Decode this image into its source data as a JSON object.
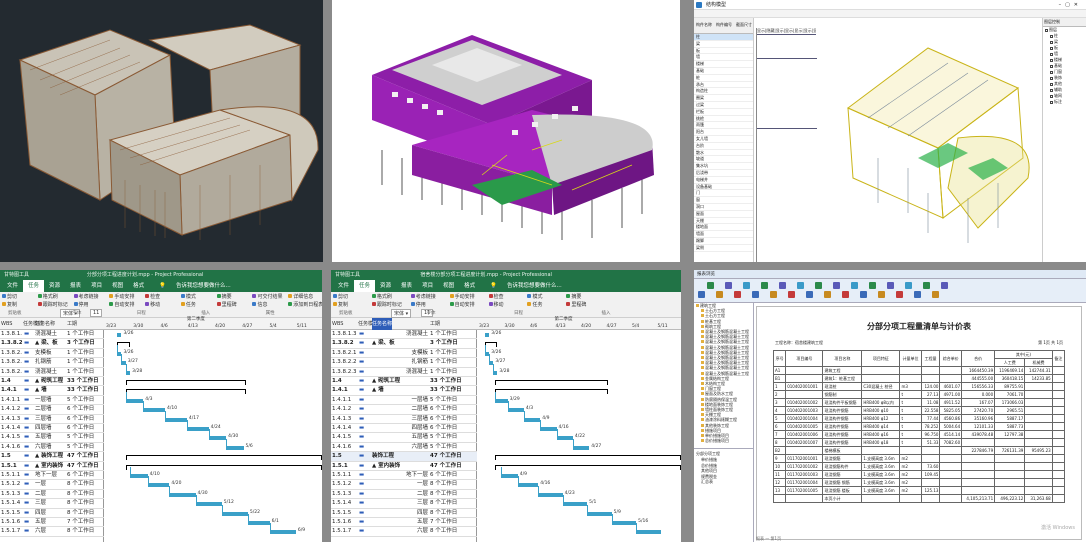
{
  "gantt_left": {
    "title": "分部分项工程进度计划.mpp - Project Professional",
    "tool_tab": "甘特图工具",
    "tabs": [
      "文件",
      "任务",
      "资源",
      "报表",
      "项目",
      "视图",
      "格式"
    ],
    "tell": "告诉我您想要做什么...",
    "groups": [
      "剪贴板",
      "字体",
      "日程",
      "插入",
      "属性"
    ],
    "ribbon_labels": [
      "剪切",
      "复制",
      "格式刷",
      "跟踪时标记",
      "考虑链接",
      "停用",
      "手动安排",
      "自动安排",
      "检查",
      "移动",
      "模式",
      "任务",
      "摘要",
      "里程碑",
      "可交付结果",
      "信息",
      "详细信息",
      "添加到日程表"
    ],
    "font": "宋体",
    "font_size": "11",
    "col_headers": [
      "WBS",
      "任务模式",
      "任务名称",
      "工期"
    ],
    "period_label": "第二季度",
    "date_ticks": [
      "3/23",
      "3/30",
      "4/6",
      "4/13",
      "4/20",
      "4/27",
      "5/4",
      "5/11"
    ],
    "rows": [
      {
        "wbs": "1.3.8.1.3",
        "name": "浇混凝土",
        "dur": "1 个工作日",
        "bold": false
      },
      {
        "wbs": "1.3.8.2",
        "name": "▲ 梁、板",
        "dur": "3 个工作日",
        "bold": true
      },
      {
        "wbs": "1.3.8.2.1",
        "name": "支模板",
        "dur": "1 个工作日",
        "bold": false
      },
      {
        "wbs": "1.3.8.2.2",
        "name": "扎钢筋",
        "dur": "1 个工作日",
        "bold": false
      },
      {
        "wbs": "1.3.8.2.3",
        "name": "浇混凝土",
        "dur": "1 个工作日",
        "bold": false
      },
      {
        "wbs": "1.4",
        "name": "▲ 砌筑工程",
        "dur": "33 个工作日",
        "bold": true
      },
      {
        "wbs": "1.4.1",
        "name": "▲ 墙",
        "dur": "33 个工作日",
        "bold": true
      },
      {
        "wbs": "1.4.1.1",
        "name": "一层墙",
        "dur": "5 个工作日",
        "bold": false
      },
      {
        "wbs": "1.4.1.2",
        "name": "二层墙",
        "dur": "6 个工作日",
        "bold": false
      },
      {
        "wbs": "1.4.1.3",
        "name": "三层墙",
        "dur": "6 个工作日",
        "bold": false
      },
      {
        "wbs": "1.4.1.4",
        "name": "四层墙",
        "dur": "6 个工作日",
        "bold": false
      },
      {
        "wbs": "1.4.1.5",
        "name": "五层墙",
        "dur": "5 个工作日",
        "bold": false
      },
      {
        "wbs": "1.4.1.6",
        "name": "六层墙",
        "dur": "5 个工作日",
        "bold": false
      },
      {
        "wbs": "1.5",
        "name": "▲ 装饰工程",
        "dur": "47 个工作日",
        "bold": true
      },
      {
        "wbs": "1.5.1",
        "name": "▲ 室内装饰",
        "dur": "47 个工作日",
        "bold": true
      },
      {
        "wbs": "1.5.1.1",
        "name": "地下一层",
        "dur": "6 个工作日",
        "bold": false
      },
      {
        "wbs": "1.5.1.2",
        "name": "一层",
        "dur": "8 个工作日",
        "bold": false
      },
      {
        "wbs": "1.5.1.3",
        "name": "二层",
        "dur": "8 个工作日",
        "bold": false
      },
      {
        "wbs": "1.5.1.4",
        "name": "三层",
        "dur": "8 个工作日",
        "bold": false
      },
      {
        "wbs": "1.5.1.5",
        "name": "四层",
        "dur": "8 个工作日",
        "bold": false
      },
      {
        "wbs": "1.5.1.6",
        "name": "五层",
        "dur": "7 个工作日",
        "bold": false
      },
      {
        "wbs": "1.5.1.7",
        "name": "六层",
        "dur": "8 个工作日",
        "bold": false
      }
    ],
    "bars": [
      {
        "label": "3/26",
        "start": 0.06,
        "len": 0.02,
        "sum": false
      },
      {
        "label": "",
        "start": 0.06,
        "len": 0.06,
        "sum": true
      },
      {
        "label": "3/26",
        "start": 0.06,
        "len": 0.02,
        "sum": false
      },
      {
        "label": "3/27",
        "start": 0.08,
        "len": 0.02,
        "sum": false
      },
      {
        "label": "3/28",
        "start": 0.1,
        "len": 0.02,
        "sum": false
      },
      {
        "label": "",
        "start": 0.1,
        "len": 0.55,
        "sum": true
      },
      {
        "label": "",
        "start": 0.1,
        "len": 0.55,
        "sum": true
      },
      {
        "label": "4/3",
        "start": 0.1,
        "len": 0.08,
        "sum": false
      },
      {
        "label": "4/10",
        "start": 0.18,
        "len": 0.1,
        "sum": false
      },
      {
        "label": "4/17",
        "start": 0.28,
        "len": 0.1,
        "sum": false
      },
      {
        "label": "4/24",
        "start": 0.38,
        "len": 0.1,
        "sum": false
      },
      {
        "label": "4/30",
        "start": 0.48,
        "len": 0.08,
        "sum": false
      },
      {
        "label": "5/6",
        "start": 0.56,
        "len": 0.08,
        "sum": false
      },
      {
        "label": "",
        "start": 0.1,
        "len": 0.9,
        "sum": true
      },
      {
        "label": "",
        "start": 0.1,
        "len": 0.9,
        "sum": true
      },
      {
        "label": "4/10",
        "start": 0.12,
        "len": 0.08,
        "sum": false
      },
      {
        "label": "4/20",
        "start": 0.2,
        "len": 0.1,
        "sum": false
      },
      {
        "label": "4/30",
        "start": 0.3,
        "len": 0.12,
        "sum": false
      },
      {
        "label": "5/12",
        "start": 0.42,
        "len": 0.12,
        "sum": false
      },
      {
        "label": "5/22",
        "start": 0.54,
        "len": 0.12,
        "sum": false
      },
      {
        "label": "6/1",
        "start": 0.66,
        "len": 0.1,
        "sum": false
      },
      {
        "label": "6/9",
        "start": 0.76,
        "len": 0.12,
        "sum": false
      }
    ]
  },
  "gantt_right": {
    "title": "宿舍楼分部分项工程进度计划.mpp - Project Professional",
    "tool_tab": "甘特图工具",
    "tabs": [
      "文件",
      "任务",
      "资源",
      "报表",
      "项目",
      "视图",
      "格式"
    ],
    "tell": "告诉我您想要做什么...",
    "groups": [
      "剪贴板",
      "字体",
      "日程",
      "插入"
    ],
    "ribbon_labels": [
      "剪切",
      "复制",
      "格式刷",
      "跟踪时标记",
      "考虑链接",
      "停用",
      "手动安排",
      "自动安排",
      "检查",
      "移动",
      "模式",
      "任务",
      "摘要",
      "里程碑"
    ],
    "font": "宋体",
    "font_size": "11",
    "col_headers": [
      "WBS",
      "任务模式",
      "任务名称",
      "工期"
    ],
    "period_label": "第二季度",
    "date_ticks": [
      "3/23",
      "3/30",
      "4/6",
      "4/13",
      "4/20",
      "4/27",
      "5/4",
      "5/11"
    ],
    "rows": [
      {
        "wbs": "1.3.8.1.3",
        "name": "浇混凝土",
        "dur": "1 个工作日",
        "bold": false
      },
      {
        "wbs": "1.3.8.2",
        "name": "▲ 梁、板",
        "dur": "3 个工作日",
        "bold": true
      },
      {
        "wbs": "1.3.8.2.1",
        "name": "支模板",
        "dur": "1 个工作日",
        "bold": false
      },
      {
        "wbs": "1.3.8.2.2",
        "name": "扎钢筋",
        "dur": "1 个工作日",
        "bold": false
      },
      {
        "wbs": "1.3.8.2.3",
        "name": "浇混凝土",
        "dur": "1 个工作日",
        "bold": false
      },
      {
        "wbs": "1.4",
        "name": "▲ 砌筑工程",
        "dur": "33 个工作日",
        "bold": true
      },
      {
        "wbs": "1.4.1",
        "name": "▲ 墙",
        "dur": "33 个工作日",
        "bold": true
      },
      {
        "wbs": "1.4.1.1",
        "name": "一层墙",
        "dur": "5 个工作日",
        "bold": false
      },
      {
        "wbs": "1.4.1.2",
        "name": "二层墙",
        "dur": "6 个工作日",
        "bold": false
      },
      {
        "wbs": "1.4.1.3",
        "name": "三层墙",
        "dur": "6 个工作日",
        "bold": false
      },
      {
        "wbs": "1.4.1.4",
        "name": "四层墙",
        "dur": "6 个工作日",
        "bold": false
      },
      {
        "wbs": "1.4.1.5",
        "name": "五层墙",
        "dur": "5 个工作日",
        "bold": false
      },
      {
        "wbs": "1.4.1.6",
        "name": "六层墙",
        "dur": "5 个工作日",
        "bold": false
      },
      {
        "wbs": "1.5",
        "name": "装饰工程",
        "dur": "47 个工作日",
        "bold": true
      },
      {
        "wbs": "1.5.1",
        "name": "▲ 室内装饰",
        "dur": "47 个工作日",
        "bold": true
      },
      {
        "wbs": "1.5.1.1",
        "name": "地下一层",
        "dur": "6 个工作日",
        "bold": false
      },
      {
        "wbs": "1.5.1.2",
        "name": "一层",
        "dur": "8 个工作日",
        "bold": false
      },
      {
        "wbs": "1.5.1.3",
        "name": "二层",
        "dur": "8 个工作日",
        "bold": false
      },
      {
        "wbs": "1.5.1.4",
        "name": "三层",
        "dur": "8 个工作日",
        "bold": false
      },
      {
        "wbs": "1.5.1.5",
        "name": "四层",
        "dur": "8 个工作日",
        "bold": false
      },
      {
        "wbs": "1.5.1.6",
        "name": "五层",
        "dur": "7 个工作日",
        "bold": false
      },
      {
        "wbs": "1.5.1.7",
        "name": "六层",
        "dur": "8 个工作日",
        "bold": false
      }
    ],
    "bars": [
      {
        "label": "3/26",
        "start": 0.04,
        "len": 0.02,
        "sum": false
      },
      {
        "label": "",
        "start": 0.04,
        "len": 0.06,
        "sum": true
      },
      {
        "label": "3/26",
        "start": 0.04,
        "len": 0.02,
        "sum": false
      },
      {
        "label": "3/27",
        "start": 0.06,
        "len": 0.02,
        "sum": false
      },
      {
        "label": "3/28",
        "start": 0.08,
        "len": 0.02,
        "sum": false
      },
      {
        "label": "",
        "start": 0.09,
        "len": 0.55,
        "sum": true
      },
      {
        "label": "",
        "start": 0.09,
        "len": 0.55,
        "sum": true
      },
      {
        "label": "3/29",
        "start": 0.09,
        "len": 0.06,
        "sum": false
      },
      {
        "label": "4/3",
        "start": 0.15,
        "len": 0.08,
        "sum": false
      },
      {
        "label": "4/9",
        "start": 0.23,
        "len": 0.08,
        "sum": false
      },
      {
        "label": "4/16",
        "start": 0.31,
        "len": 0.08,
        "sum": false
      },
      {
        "label": "4/22",
        "start": 0.39,
        "len": 0.08,
        "sum": false
      },
      {
        "label": "4/27",
        "start": 0.47,
        "len": 0.08,
        "sum": false
      },
      {
        "label": "",
        "start": 0.09,
        "len": 0.91,
        "sum": true
      },
      {
        "label": "",
        "start": 0.09,
        "len": 0.91,
        "sum": true
      },
      {
        "label": "4/9",
        "start": 0.12,
        "len": 0.08,
        "sum": false
      },
      {
        "label": "4/16",
        "start": 0.2,
        "len": 0.1,
        "sum": false
      },
      {
        "label": "4/23",
        "start": 0.3,
        "len": 0.12,
        "sum": false
      },
      {
        "label": "5/1",
        "start": 0.42,
        "len": 0.12,
        "sum": false
      },
      {
        "label": "5/9",
        "start": 0.54,
        "len": 0.12,
        "sum": false
      },
      {
        "label": "5/16",
        "start": 0.66,
        "len": 0.12,
        "sum": false
      },
      {
        "label": "",
        "start": 0.78,
        "len": 0.12,
        "sum": false
      }
    ]
  },
  "bill": {
    "title": "分部分项工程量清单与计价表",
    "sub_left": "工程名称：宿舍楼建筑工程",
    "sub_right": "第 1页 共 1页",
    "headers": [
      "序号",
      "项目编号",
      "项目名称",
      "项目特征",
      "计量单位",
      "工程量",
      "综合单价",
      "合价",
      "其中(元)",
      "人工费",
      "机械费",
      "备注"
    ],
    "rows": [
      [
        "A1",
        "",
        "建筑工程",
        "",
        "",
        "",
        "",
        "1664450.39",
        "1196469.14",
        "142744.31"
      ],
      [
        "B1",
        "",
        "建筑1：桩基工程",
        "",
        "",
        "",
        "",
        "444555.00",
        "360418.15",
        "14233.85"
      ],
      [
        "1",
        "010402001001",
        "现浇桩",
        "C30混凝土 桩径",
        "m3",
        "124.00",
        "4601.07",
        "156556.33",
        "89755.91",
        ""
      ],
      [
        "2",
        "",
        "钢筋制",
        "",
        "t",
        "27.13",
        "4971.00",
        "0.000",
        "7061.70",
        ""
      ],
      [
        "3",
        "010402001002",
        "现浇构件平板钢筋",
        "HRB400 φ8以内",
        "t",
        "11.08",
        "4911.52",
        "167.07",
        "173066.03",
        ""
      ],
      [
        "4",
        "010402001003",
        "现浇构件钢筋",
        "HRB400 φ10",
        "t",
        "22.558",
        "5825.05",
        "27420.70",
        "2965.51",
        ""
      ],
      [
        "5",
        "010402001004",
        "现浇构件钢筋",
        "HRB400 φ12",
        "t",
        "77.44",
        "4560.86",
        "35160.96",
        "5887.17",
        ""
      ],
      [
        "6",
        "010402001005",
        "现浇构件钢筋",
        "HRB400 φ14",
        "t",
        "78.252",
        "5004.64",
        "12101.33",
        "5887.73",
        ""
      ],
      [
        "7",
        "010402001006",
        "现浇构件钢筋",
        "HRB400 φ16",
        "t",
        "96.750",
        "4514.14",
        "439078.48",
        "12797.38",
        ""
      ],
      [
        "8",
        "010402001007",
        "现浇构件钢筋",
        "HRB400 φ18",
        "t",
        "51.33",
        "7082.60",
        "",
        "",
        ""
      ],
      [
        "B2",
        "",
        "楼梯模板",
        "",
        "",
        "",
        "",
        "227846.79",
        "726131.39",
        "95495.23"
      ],
      [
        "9",
        "011702001001",
        "现浇钢筋",
        "1.支模高度 3.6m",
        "m2",
        "",
        "",
        "",
        "",
        ""
      ],
      [
        "10",
        "011702001002",
        "现浇钢筋构件",
        "1.支模高度 3.6m",
        "m2",
        "73.60",
        "",
        "",
        "",
        ""
      ],
      [
        "11",
        "011702001003",
        "现浇钢筋",
        "1.支模高度 3.6m",
        "m2",
        "109.45",
        "",
        "",
        "",
        ""
      ],
      [
        "12",
        "011702001004",
        "现浇钢筋 钢筋",
        "1.支模高度 3.6m",
        "m2",
        "",
        "",
        "",
        "",
        ""
      ],
      [
        "13",
        "011702001005",
        "现浇钢筋 楼板",
        "1.支模高度 3.6m",
        "m2",
        "125.13",
        "",
        "",
        "",
        ""
      ],
      [
        "",
        "",
        "本页小计",
        "",
        "",
        "",
        "",
        "4,105,213.71",
        "496,223.12",
        "31,263.68"
      ]
    ],
    "tree": [
      "建筑工程",
      "土石方工程",
      "土石方工程",
      "桩基工程",
      "砌筑工程",
      "混凝土及钢筋混凝土工程",
      "混凝土及钢筋混凝土工程",
      "混凝土及钢筋混凝土工程",
      "混凝土及钢筋混凝土工程",
      "混凝土及钢筋混凝土工程",
      "混凝土及钢筋混凝土工程",
      "混凝土及钢筋混凝土工程",
      "混凝土及钢筋混凝土工程",
      "混凝土及钢筋混凝土工程",
      "金属结构工程",
      "木结构工程",
      "门窗工程",
      "屋面及防水工程",
      "防腐隔热保温工程",
      "楼地面装饰工程",
      "墙柱面装饰工程",
      "天棚工程",
      "油漆涂料裱糊工程",
      "其他装饰工程",
      "措施项目",
      "单价措施项目",
      "总价措施项目"
    ],
    "tree_lower": [
      "分部分项工程",
      "单价措施",
      "总价措施",
      "其他项目",
      "规费税金",
      "汇总表"
    ],
    "toolbar_title": "报表浏览",
    "status": "报表 — 第1页",
    "watermark": "激活 Windows"
  },
  "model_app": {
    "title": "结构模型",
    "list_headers": [
      "构件名称",
      "构件编号",
      "截面尺寸"
    ],
    "columns_header": "显示|隐藏|显示|显示|显示|显示|显示",
    "tree_title": "图层控制",
    "list_rows": [
      "柱",
      "梁",
      "板",
      "墙",
      "楼梯",
      "基础",
      "桩",
      "承台",
      "构造柱",
      "圈梁",
      "过梁",
      "栏板",
      "挑檐",
      "雨篷",
      "阳台",
      "女儿墙",
      "台阶",
      "散水",
      "坡道",
      "集水坑",
      "后浇带",
      "电梯井",
      "设备基础",
      "门",
      "窗",
      "洞口",
      "屋面",
      "天棚",
      "楼地面",
      "墙面",
      "踢脚",
      "梁侧"
    ],
    "tree_items": [
      "图层",
      "柱",
      "梁",
      "板",
      "墙",
      "楼梯",
      "基础",
      "门窗",
      "装饰",
      "其他",
      "辅助",
      "轴网",
      "标注"
    ]
  }
}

**Objective**
Filter lines by "Professional" and return each hit.

**Task output**
    "title": "分部分项工程进度计划.mpp - Project Professional",
    "title": "宿舍楼分部分项工程进度计划.mpp - Project Professional",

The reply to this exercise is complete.